— Start of Stored data —

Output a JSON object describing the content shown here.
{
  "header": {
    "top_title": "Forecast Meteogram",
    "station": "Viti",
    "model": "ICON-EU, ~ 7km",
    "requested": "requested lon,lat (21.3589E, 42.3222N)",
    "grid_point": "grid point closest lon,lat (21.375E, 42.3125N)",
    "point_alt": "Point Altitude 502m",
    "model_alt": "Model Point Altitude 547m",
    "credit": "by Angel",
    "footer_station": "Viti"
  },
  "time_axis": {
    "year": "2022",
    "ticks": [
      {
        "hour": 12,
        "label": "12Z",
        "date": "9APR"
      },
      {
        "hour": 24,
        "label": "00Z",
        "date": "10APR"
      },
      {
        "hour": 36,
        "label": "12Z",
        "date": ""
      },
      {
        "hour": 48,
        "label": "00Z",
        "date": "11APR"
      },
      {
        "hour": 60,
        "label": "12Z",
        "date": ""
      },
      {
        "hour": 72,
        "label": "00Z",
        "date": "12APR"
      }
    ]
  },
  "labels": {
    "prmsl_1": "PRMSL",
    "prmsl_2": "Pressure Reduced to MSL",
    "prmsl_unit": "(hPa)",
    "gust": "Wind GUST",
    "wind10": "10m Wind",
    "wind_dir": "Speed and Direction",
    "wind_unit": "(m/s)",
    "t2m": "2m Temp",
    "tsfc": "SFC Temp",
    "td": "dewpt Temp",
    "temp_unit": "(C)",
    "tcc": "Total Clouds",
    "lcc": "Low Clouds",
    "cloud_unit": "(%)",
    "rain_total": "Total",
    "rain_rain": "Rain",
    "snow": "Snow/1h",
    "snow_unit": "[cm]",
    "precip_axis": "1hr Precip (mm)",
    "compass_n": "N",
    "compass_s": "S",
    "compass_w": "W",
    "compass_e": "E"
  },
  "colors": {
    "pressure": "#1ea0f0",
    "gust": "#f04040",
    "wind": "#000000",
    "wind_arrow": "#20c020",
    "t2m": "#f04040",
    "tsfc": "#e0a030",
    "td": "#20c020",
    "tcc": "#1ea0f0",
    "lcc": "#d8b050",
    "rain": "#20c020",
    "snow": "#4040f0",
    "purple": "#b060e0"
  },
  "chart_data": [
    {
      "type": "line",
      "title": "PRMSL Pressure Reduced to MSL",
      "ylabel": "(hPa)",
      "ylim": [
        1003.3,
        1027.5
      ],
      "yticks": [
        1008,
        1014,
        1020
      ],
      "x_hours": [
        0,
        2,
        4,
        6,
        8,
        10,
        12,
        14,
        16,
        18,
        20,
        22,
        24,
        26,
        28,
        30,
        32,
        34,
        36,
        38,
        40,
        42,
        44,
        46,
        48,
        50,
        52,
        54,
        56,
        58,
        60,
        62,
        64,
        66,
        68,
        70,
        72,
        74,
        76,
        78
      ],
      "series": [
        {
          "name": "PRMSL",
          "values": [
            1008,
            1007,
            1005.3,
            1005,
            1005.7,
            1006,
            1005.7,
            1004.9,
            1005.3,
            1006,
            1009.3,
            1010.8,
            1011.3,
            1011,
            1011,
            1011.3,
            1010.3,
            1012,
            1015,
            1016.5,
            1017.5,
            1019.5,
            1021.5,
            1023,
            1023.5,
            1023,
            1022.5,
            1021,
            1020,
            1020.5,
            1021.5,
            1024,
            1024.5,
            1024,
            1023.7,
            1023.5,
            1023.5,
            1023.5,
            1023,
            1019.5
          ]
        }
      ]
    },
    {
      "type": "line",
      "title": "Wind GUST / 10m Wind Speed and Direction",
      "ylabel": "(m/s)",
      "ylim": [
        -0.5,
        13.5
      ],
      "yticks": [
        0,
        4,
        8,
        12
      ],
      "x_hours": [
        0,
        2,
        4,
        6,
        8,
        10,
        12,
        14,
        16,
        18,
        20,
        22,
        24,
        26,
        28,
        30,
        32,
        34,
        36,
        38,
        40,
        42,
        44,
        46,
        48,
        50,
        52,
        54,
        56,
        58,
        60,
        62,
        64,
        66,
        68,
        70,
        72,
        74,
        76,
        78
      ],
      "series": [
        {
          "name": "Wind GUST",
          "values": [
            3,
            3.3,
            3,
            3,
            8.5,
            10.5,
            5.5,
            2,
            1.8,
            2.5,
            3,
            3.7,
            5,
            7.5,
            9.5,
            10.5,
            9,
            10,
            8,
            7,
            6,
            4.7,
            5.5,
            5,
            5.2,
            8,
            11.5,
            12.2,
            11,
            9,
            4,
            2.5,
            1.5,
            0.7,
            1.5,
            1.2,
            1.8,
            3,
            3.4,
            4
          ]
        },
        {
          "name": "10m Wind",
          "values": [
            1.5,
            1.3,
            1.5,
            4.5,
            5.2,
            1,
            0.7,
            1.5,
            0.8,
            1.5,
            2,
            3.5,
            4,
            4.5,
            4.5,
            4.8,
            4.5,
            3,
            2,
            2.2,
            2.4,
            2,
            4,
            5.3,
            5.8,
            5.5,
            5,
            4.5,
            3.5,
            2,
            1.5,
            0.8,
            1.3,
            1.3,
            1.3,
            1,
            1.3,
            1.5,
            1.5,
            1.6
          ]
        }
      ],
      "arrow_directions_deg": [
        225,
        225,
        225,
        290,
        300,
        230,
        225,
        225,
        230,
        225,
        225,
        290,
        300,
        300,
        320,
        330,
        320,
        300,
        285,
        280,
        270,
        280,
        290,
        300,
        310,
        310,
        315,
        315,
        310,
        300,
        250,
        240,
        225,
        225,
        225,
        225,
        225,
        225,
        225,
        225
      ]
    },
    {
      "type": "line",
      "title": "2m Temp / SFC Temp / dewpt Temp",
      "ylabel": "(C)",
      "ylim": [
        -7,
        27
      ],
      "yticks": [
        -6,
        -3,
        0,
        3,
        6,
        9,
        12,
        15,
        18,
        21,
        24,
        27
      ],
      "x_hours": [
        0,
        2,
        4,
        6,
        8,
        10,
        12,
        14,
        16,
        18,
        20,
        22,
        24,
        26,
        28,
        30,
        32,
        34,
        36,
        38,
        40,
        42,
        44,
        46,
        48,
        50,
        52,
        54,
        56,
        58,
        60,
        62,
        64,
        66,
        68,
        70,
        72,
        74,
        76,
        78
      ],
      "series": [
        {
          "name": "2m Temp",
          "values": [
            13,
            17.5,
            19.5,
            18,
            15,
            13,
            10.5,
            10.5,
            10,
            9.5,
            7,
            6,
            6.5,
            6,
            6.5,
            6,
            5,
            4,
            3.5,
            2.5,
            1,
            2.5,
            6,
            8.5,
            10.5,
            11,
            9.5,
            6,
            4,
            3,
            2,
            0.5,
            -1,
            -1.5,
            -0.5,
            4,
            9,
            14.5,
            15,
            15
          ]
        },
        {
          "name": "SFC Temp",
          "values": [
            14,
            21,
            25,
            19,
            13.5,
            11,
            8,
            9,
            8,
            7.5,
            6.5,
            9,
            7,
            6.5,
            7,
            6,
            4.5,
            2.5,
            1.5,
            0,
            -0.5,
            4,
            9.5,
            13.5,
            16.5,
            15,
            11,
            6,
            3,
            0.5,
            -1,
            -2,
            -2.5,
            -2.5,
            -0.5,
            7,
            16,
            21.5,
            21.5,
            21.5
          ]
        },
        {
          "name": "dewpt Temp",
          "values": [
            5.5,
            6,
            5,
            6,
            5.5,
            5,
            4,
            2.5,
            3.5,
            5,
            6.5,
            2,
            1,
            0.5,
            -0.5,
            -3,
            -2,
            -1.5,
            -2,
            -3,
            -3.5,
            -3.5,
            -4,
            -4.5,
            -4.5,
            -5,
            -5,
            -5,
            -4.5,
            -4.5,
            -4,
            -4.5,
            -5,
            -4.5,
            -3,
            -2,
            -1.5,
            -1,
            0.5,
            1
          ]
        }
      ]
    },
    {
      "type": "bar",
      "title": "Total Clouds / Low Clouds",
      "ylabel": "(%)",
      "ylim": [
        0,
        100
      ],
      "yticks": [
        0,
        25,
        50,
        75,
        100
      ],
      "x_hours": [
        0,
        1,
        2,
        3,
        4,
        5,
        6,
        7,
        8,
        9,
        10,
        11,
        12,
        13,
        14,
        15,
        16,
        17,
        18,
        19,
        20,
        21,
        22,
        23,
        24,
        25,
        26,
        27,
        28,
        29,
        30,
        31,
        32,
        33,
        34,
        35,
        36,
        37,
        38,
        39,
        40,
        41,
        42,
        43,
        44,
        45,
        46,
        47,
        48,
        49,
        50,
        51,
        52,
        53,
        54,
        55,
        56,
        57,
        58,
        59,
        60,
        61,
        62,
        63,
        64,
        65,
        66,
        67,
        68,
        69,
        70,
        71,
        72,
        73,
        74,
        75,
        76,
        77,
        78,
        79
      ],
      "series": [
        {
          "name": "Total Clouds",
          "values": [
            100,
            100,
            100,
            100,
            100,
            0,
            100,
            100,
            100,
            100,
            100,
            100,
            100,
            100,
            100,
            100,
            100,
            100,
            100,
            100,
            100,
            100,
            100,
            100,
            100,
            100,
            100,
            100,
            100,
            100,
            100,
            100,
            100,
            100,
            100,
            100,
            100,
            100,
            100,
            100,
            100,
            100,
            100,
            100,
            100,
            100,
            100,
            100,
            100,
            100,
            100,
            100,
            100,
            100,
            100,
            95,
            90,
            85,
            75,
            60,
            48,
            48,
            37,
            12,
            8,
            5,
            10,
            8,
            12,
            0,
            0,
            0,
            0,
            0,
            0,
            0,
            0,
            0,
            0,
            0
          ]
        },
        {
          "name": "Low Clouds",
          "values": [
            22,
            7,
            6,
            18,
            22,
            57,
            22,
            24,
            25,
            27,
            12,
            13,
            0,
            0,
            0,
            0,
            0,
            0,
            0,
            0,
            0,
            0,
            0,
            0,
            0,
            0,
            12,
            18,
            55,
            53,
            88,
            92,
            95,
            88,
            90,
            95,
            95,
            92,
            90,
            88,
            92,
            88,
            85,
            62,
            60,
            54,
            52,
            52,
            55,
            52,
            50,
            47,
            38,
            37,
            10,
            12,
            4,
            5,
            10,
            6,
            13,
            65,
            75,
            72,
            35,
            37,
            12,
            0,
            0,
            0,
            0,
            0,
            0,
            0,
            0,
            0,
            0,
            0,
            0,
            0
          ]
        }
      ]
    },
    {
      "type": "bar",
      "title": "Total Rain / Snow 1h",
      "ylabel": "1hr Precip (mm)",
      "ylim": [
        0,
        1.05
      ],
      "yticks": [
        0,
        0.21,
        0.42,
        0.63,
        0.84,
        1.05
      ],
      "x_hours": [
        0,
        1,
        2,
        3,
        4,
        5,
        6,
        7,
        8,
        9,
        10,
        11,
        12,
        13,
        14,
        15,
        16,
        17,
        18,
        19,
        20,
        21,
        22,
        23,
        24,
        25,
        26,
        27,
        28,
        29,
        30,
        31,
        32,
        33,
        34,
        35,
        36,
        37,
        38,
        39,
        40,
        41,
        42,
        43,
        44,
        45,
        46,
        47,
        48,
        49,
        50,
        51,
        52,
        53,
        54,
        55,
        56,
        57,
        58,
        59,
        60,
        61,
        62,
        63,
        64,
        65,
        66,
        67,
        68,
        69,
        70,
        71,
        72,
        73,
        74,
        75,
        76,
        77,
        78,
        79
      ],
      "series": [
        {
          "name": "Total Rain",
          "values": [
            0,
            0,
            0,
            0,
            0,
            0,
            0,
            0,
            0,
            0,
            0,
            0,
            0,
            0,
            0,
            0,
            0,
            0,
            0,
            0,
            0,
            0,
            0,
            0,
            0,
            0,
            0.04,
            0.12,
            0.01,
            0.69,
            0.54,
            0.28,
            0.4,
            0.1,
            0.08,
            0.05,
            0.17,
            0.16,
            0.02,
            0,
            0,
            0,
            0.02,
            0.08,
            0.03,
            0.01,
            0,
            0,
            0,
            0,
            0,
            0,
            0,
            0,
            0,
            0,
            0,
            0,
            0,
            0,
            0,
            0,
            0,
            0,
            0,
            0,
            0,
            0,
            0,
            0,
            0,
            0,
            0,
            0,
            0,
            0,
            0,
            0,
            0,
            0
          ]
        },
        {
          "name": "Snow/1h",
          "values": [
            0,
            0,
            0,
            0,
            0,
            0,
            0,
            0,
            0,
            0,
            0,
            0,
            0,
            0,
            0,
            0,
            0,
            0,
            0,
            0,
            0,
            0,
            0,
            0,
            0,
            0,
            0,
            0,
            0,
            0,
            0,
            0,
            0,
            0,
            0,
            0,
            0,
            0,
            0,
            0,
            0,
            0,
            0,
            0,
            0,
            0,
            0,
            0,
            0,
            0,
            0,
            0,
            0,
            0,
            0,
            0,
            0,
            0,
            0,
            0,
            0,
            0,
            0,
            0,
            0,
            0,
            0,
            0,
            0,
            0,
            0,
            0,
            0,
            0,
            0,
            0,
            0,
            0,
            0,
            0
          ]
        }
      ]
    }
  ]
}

— End of Stored data —

§ **The problem**
State how many lines above contain the string "Speed", with no other words.

§ **Exercise response**
2